= REQUIRED TASK =
Give an exact copy of every line, leaving images out.

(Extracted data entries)
....
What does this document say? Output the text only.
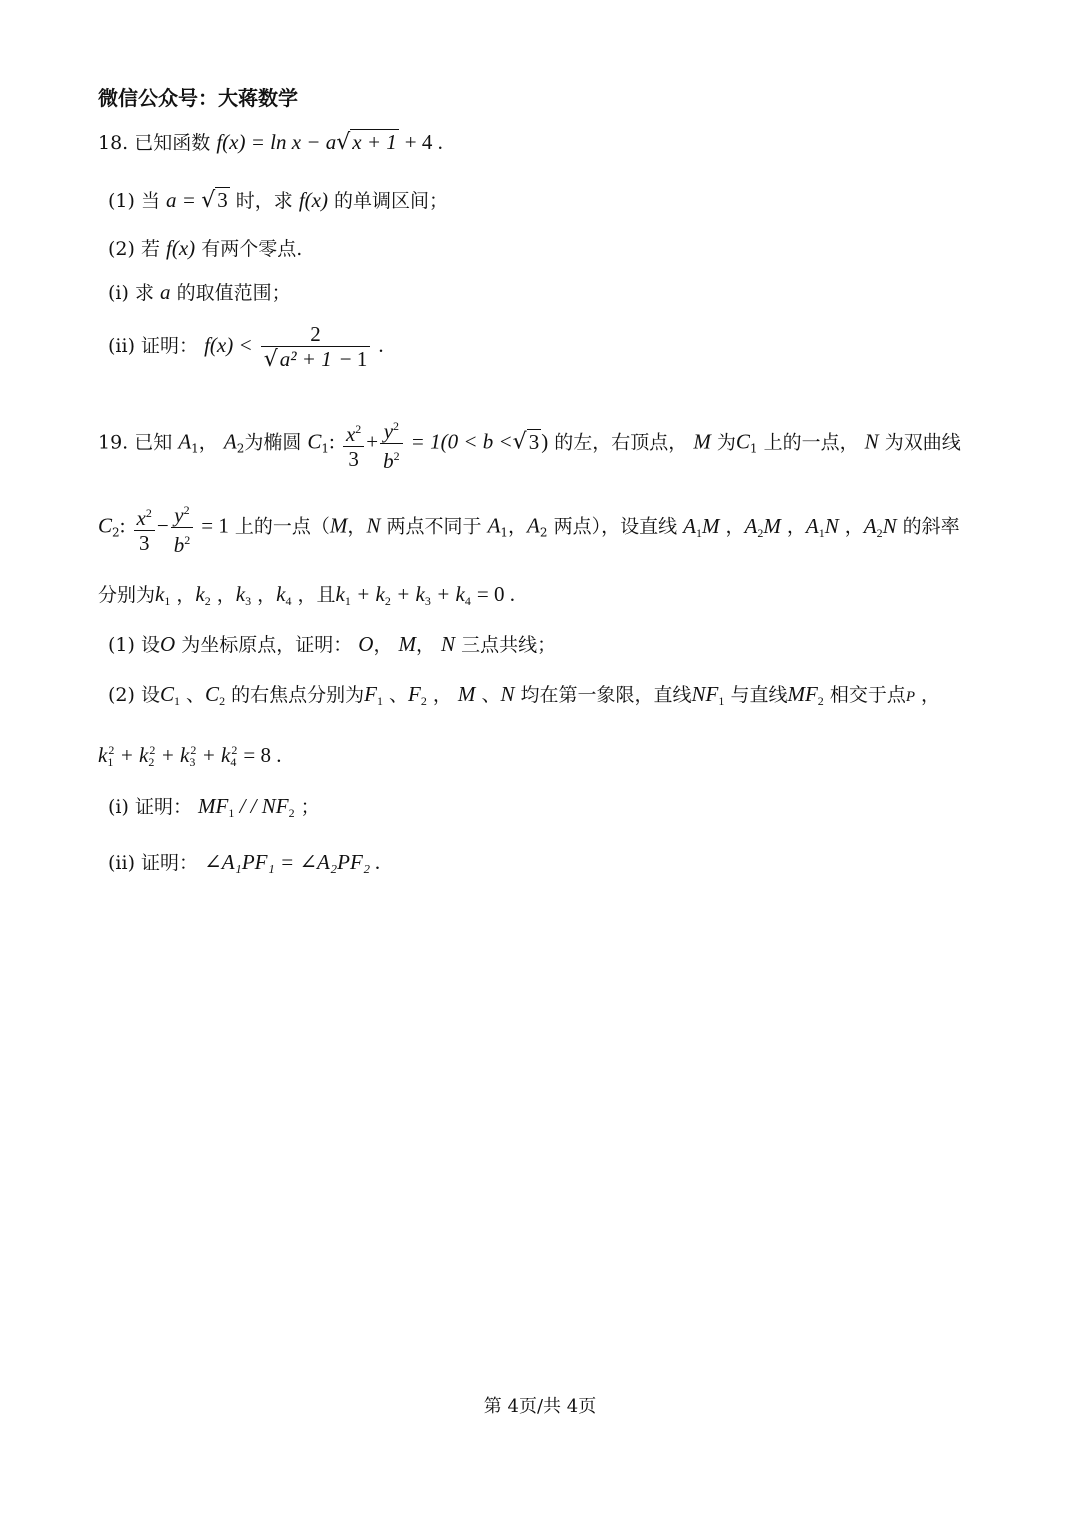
微信公众号：大蒋数学
18. 已知函数 f(x) = ln x − a√x + 1 + 4 .
(1) 当 a = √3 时，求 f(x) 的单调区间；
(2) 若 f(x) 有两个零点.
(i) 求 a 的取值范围；
(ii) 证明： $f(x) < \frac{2}{\text{√a² + 1 − 1}}$ .
19. 已知 $A_1$， $A_2$为椭圆 $C_1$: $\frac{x^2}{3} + \frac{y^2}{b^2} = 1(0 < b <√3)$ 的左，右顶点， M 为$C_1$ 上的一点， N 为双曲线
$C_2$: $\frac{x^2}{3} - \frac{y^2}{b^2} = 1$ 上的一点（M，N 两点不同于 $A_1$，$A_2$ 两点），设直线 $A_1M$ ，$A_2M$ ，$A_1N$ ，$A_2N$ 的斜率
分别为$k_1$ ，$k_2$ ，$k_3$ ，$k_4$ ，且$k_1 + k_2 + k_3 + k_4 = 0$ .
(1) 设O 为坐标原点，证明： O， M， N 三点共线；
(2) 设$C_1$ 、$C_2$ 的右焦点分别为$F_1$ 、$F_2$ ， M 、N 均在第一象限，直线$NF_1$ 与直线$MF_2$ 相交于点P ，
$k_1^2 + k_2^2 + k_3^2 + k_4^2 = 8$ .
(i) 证明： $MF_1$ / / $NF_2$ ；
(ii) 证明： ∠A₁PF₁ = ∠A₂PF₂ .
第 4页/共 4页
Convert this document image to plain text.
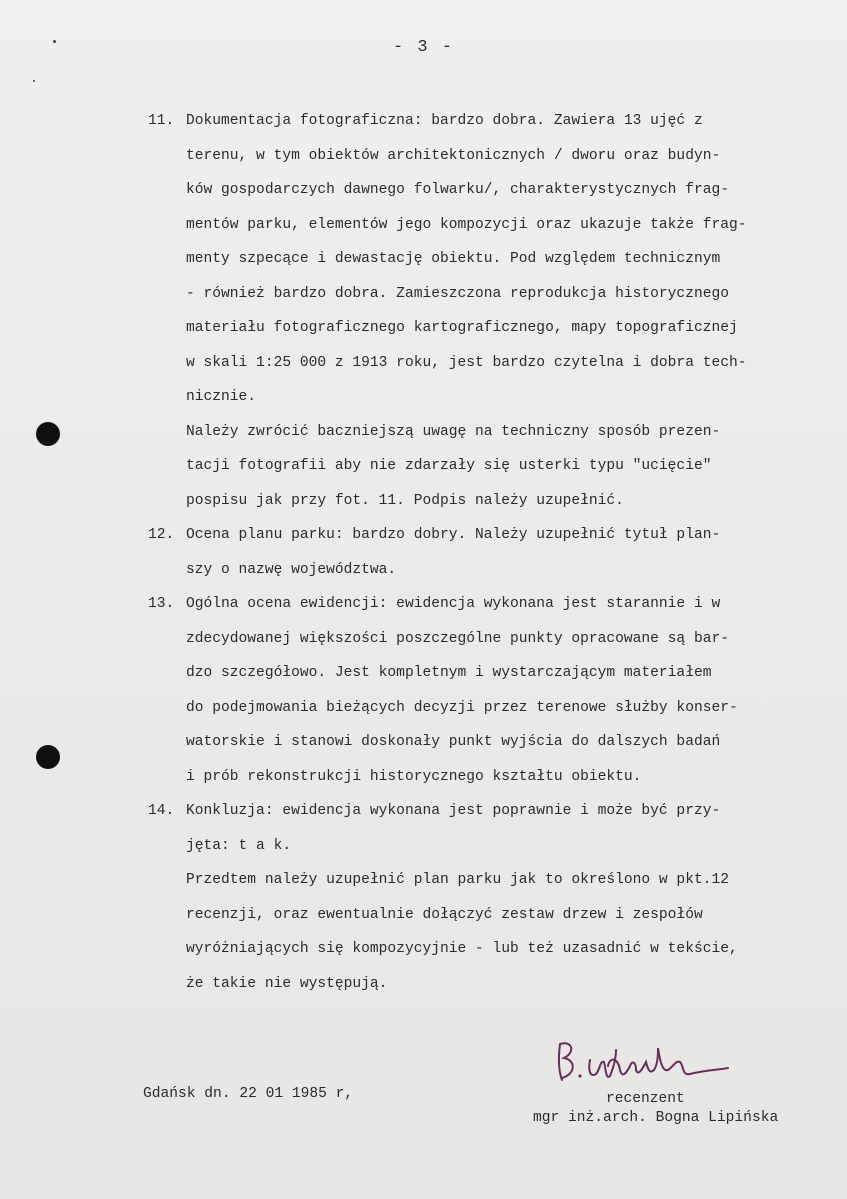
- 3 -
11. Dokumentacja fotograficzna: bardzo dobra. Zawiera 13 ujęć z
terenu, w tym obiektów architektonicznych / dworu oraz budyn-
ków gospodarczych dawnego folwarku/, charakterystycznych frag-
mentów parku, elementów jego kompozycji oraz ukazuje także frag-
menty szpecące i dewastację obiektu. Pod względem technicznym
- również bardzo dobra. Zamieszczona reprodukcja historycznego
materiału fotograficznego kartograficznego, mapy topograficznej
w skali 1:25 000 z 1913 roku, jest bardzo czytelna i dobra tech-
nicznie.
Należy zwrócić baczniejszą uwagę na techniczny sposób prezen-
tacji fotografii aby nie zdarzały się usterki typu "ucięcie"
pospisu jak przy fot. 11. Podpis należy uzupełnić.
12. Ocena planu parku: bardzo dobry. Należy uzupełnić tytuł plan-
szy o nazwę województwa.
13. Ogólna ocena ewidencji: ewidencja wykonana jest starannie i w
zdecydowanej większości poszczególne punkty opracowane są bar-
dzo szczegółowo. Jest kompletnym i wystarczającym materiałem
do podejmowania bieżących decyzji przez terenowe służby konser-
watorskie i stanowi doskonały punkt wyjścia do dalszych badań
i prób rekonstrukcji historycznego kształtu obiektu.
14. Konkluzja: ewidencja wykonana jest poprawnie i może być przy-
jęta: t a k.
Przedtem należy uzupełnić plan parku jak to określono w pkt.12
recenzji, oraz ewentualnie dołączyć zestaw drzew i zespołów
wyróżniających się kompozycyjnie - lub też uzasadnić w tekście,
że takie nie występują.
Gdańsk dn. 22 01 1985 r,	recenzent
mgr inż.arch. Bogna Lipińska
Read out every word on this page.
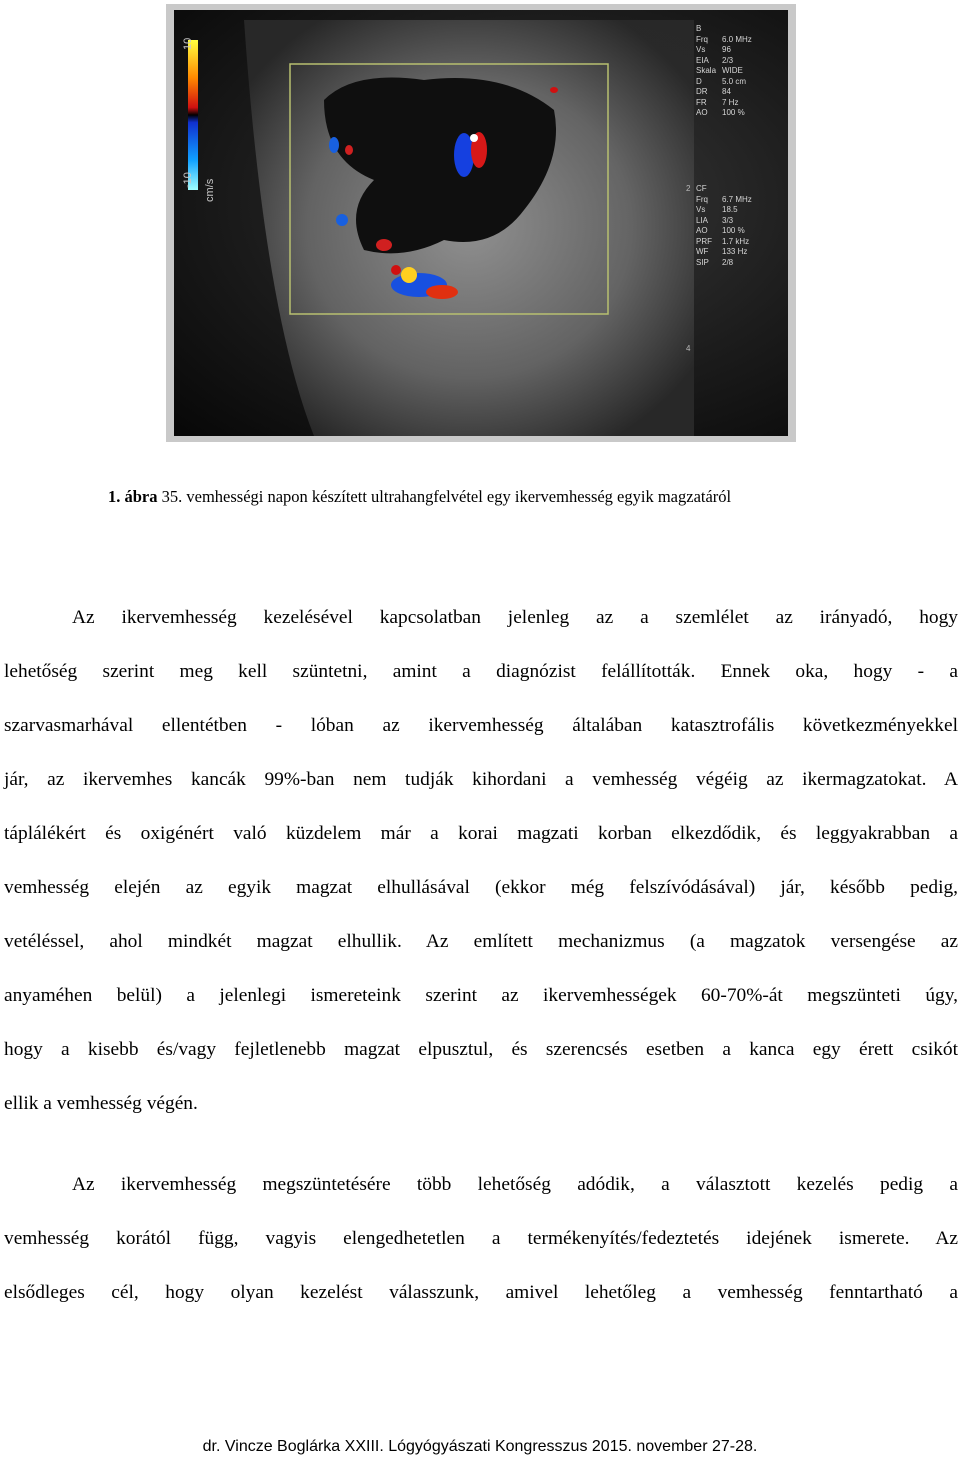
10
-10 cm/s
B
Frq	6.0 MHz
Vs	96
EIA	2/3
Skala WIDE
D	5.0 cm
DR	84
FR	7 Hz
AO	100 %
CF
Frq	6.7 MHz
Vs	18.5
LIA	3/3
AO	100 %
PRF	1.7 kHz
WF	133 Hz
SIP	2/8
2
4
1. ábra 35. vemhességi napon készített ultrahangfelvétel egy ikervemhesség egyik magzatáról
Az ikervemhesség kezelésével kapcsolatban jelenleg az a szemlélet az irányadó, hogy
lehetőség szerint meg kell szüntetni, amint a diagnózist felállították. Ennek oka, hogy - a
szarvasmarhával ellentétben - lóban az ikervemhesség általában katasztrofális következményekkel
jár, az ikervemhes kancák 99%-ban nem tudják kihordani a vemhesség végéig az ikermagzatokat. A
táplálékért és oxigénért való küzdelem már a korai magzati korban elkezdődik, és leggyakrabban a
vemhesség elején az egyik magzat elhullásával (ekkor még felszívódásával) jár, később pedig,
vetéléssel, ahol mindkét magzat elhullik. Az említett mechanizmus (a magzatok versengése az
anyaméhen belül) a jelenlegi ismereteink szerint az ikervemhességek 60-70%-át megszünteti úgy,
hogy a kisebb és/vagy fejletlenebb magzat elpusztul, és szerencsés esetben a kanca egy érett csikót
ellik a vemhesség végén.
Az ikervemhesség megszüntetésére több lehetőség adódik, a választott kezelés pedig a
vemhesség korától függ, vagyis elengedhetetlen a termékenyítés/fedeztetés idejének ismerete. Az
elsődleges cél, hogy olyan kezelést válasszunk, amivel lehetőleg a vemhesség fenntartható a
dr. Vincze Boglárka XXIII. Lógyógyászati Kongresszus 2015. november 27-28.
....
= REPLY TO THE TASK =
What does this document say? Output the text only.
微信公众号：大蒋数学
18. 已知函数 f(x) = ln x − a√x + 1 + 4 .
(1) 当 a = √3 时，求 f(x) 的单调区间；
(2) 若 f(x) 有两个零点.
(i) 求 a 的取值范围；
(ii) 证明： $f(x) < \frac{2}{\text{√a² + 1 − 1}}$ .
19. 已知 $A_1$， $A_2$为椭圆 $C_1$: $\frac{x^2}{3} + \frac{y^2}{b^2} = 1(0 < b <√3)$ 的左，右顶点， M 为$C_1$ 上的一点， N 为双曲线
$C_2$: $\frac{x^2}{3} - \frac{y^2}{b^2} = 1$ 上的一点（M，N 两点不同于 $A_1$，$A_2$ 两点），设直线 $A_1M$ ，$A_2M$ ，$A_1N$ ，$A_2N$ 的斜率
分别为$k_1$ ，$k_2$ ，$k_3$ ，$k_4$ ，且$k_1 + k_2 + k_3 + k_4 = 0$ .
(1) 设O 为坐标原点，证明： O， M， N 三点共线；
(2) 设$C_1$ 、$C_2$ 的右焦点分别为$F_1$ 、$F_2$ ， M 、N 均在第一象限，直线$NF_1$ 与直线$MF_2$ 相交于点P ，
$k_1^2 + k_2^2 + k_3^2 + k_4^2 = 8$ .
(i) 证明： $MF_1$ / / $NF_2$ ；
(ii) 证明： ∠A₁PF₁ = ∠A₂PF₂ .
第 4页/共 4页
Convert this document image to plain text.
- 3 -
11. Dokumentacja fotograficzna: bardzo dobra. Zawiera 13 ujęć z
terenu, w tym obiektów architektonicznych / dworu oraz budyn-
ków gospodarczych dawnego folwarku/, charakterystycznych frag-
mentów parku, elementów jego kompozycji oraz ukazuje także frag-
menty szpecące i dewastację obiektu. Pod względem technicznym
- również bardzo dobra. Zamieszczona reprodukcja historycznego
materiału fotograficznego kartograficznego, mapy topograficznej
w skali 1:25 000 z 1913 roku, jest bardzo czytelna i dobra tech-
nicznie.
Należy zwrócić baczniejszą uwagę na techniczny sposób prezen-
tacji fotografii aby nie zdarzały się usterki typu "ucięcie"
pospisu jak przy fot. 11. Podpis należy uzupełnić.
12. Ocena planu parku: bardzo dobry. Należy uzupełnić tytuł plan-
szy o nazwę województwa.
13. Ogólna ocena ewidencji: ewidencja wykonana jest starannie i w
zdecydowanej większości poszczególne punkty opracowane są bar-
dzo szczegółowo. Jest kompletnym i wystarczającym materiałem
do podejmowania bieżących decyzji przez terenowe służby konser-
watorskie i stanowi doskonały punkt wyjścia do dalszych badań
i prób rekonstrukcji historycznego kształtu obiektu.
14. Konkluzja: ewidencja wykonana jest poprawnie i może być przy-
jęta: t a k.
Przedtem należy uzupełnić plan parku jak to określono w pkt.12
recenzji, oraz ewentualnie dołączyć zestaw drzew i zespołów
wyróżniających się kompozycyjnie - lub też uzasadnić w tekście,
że takie nie występują.
Gdańsk dn. 22 01 1985 r,	recenzent
mgr inż.arch. Bogna Lipińska
Read out every word on this page.
10
-10 cm/s
B
Frq	6.0 MHz
Vs	96
EIA	2/3
Skala WIDE
D	5.0 cm
DR	84
FR	7 Hz
AO	100 %
CF
Frq	6.7 MHz
Vs	18.5
LIA	3/3
AO	100 %
PRF	1.7 kHz
WF	133 Hz
SIP	2/8
2
4
1. ábra 35. vemhességi napon készített ultrahangfelvétel egy ikervemhesség egyik magzatáról
Az ikervemhesség kezelésével kapcsolatban jelenleg az a szemlélet az irányadó, hogy
lehetőség szerint meg kell szüntetni, amint a diagnózist felállították. Ennek oka, hogy - a
szarvasmarhával ellentétben - lóban az ikervemhesség általában katasztrofális következményekkel
jár, az ikervemhes kancák 99%-ban nem tudják kihordani a vemhesség végéig az ikermagzatokat. A
táplálékért és oxigénért való küzdelem már a korai magzati korban elkezdődik, és leggyakrabban a
vemhesség elején az egyik magzat elhullásával (ekkor még felszívódásával) jár, később pedig,
vetéléssel, ahol mindkét magzat elhullik. Az említett mechanizmus (a magzatok versengése az
anyaméhen belül) a jelenlegi ismereteink szerint az ikervemhességek 60-70%-át megszünteti úgy,
hogy a kisebb és/vagy fejletlenebb magzat elpusztul, és szerencsés esetben a kanca egy érett csikót
ellik a vemhesség végén.
Az ikervemhesség megszüntetésére több lehetőség adódik, a választott kezelés pedig a
vemhesség korától függ, vagyis elengedhetetlen a termékenyítés/fedeztetés idejének ismerete. Az
elsődleges cél, hogy olyan kezelést válasszunk, amivel lehetőleg a vemhesség fenntartható a
dr. Vincze Boglárka XXIII. Lógyógyászati Kongresszus 2015. november 27-28.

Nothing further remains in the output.